*Goal:*
Count, in the entries, the lines with "государственных". Answer with the number only.

::::::::

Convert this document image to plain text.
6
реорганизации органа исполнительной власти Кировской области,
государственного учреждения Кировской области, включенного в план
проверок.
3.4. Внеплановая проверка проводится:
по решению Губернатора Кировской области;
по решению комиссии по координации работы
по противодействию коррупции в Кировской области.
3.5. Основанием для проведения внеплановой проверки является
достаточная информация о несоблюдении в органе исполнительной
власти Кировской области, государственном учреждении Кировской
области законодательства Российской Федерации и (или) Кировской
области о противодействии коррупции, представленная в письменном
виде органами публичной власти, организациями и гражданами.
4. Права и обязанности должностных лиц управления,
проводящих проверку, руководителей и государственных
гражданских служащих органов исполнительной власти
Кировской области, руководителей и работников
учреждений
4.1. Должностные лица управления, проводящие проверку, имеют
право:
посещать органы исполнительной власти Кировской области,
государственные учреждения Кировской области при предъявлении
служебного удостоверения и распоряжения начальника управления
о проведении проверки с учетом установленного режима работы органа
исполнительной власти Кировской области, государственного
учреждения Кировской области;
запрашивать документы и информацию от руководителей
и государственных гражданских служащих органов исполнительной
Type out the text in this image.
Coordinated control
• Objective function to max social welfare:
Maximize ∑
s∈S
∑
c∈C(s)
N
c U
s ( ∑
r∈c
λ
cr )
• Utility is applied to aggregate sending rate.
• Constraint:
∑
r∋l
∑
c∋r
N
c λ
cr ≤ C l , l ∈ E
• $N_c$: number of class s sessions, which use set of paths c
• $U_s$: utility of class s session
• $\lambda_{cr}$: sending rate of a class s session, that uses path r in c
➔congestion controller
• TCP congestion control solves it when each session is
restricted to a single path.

::::::::

*Task output:*
2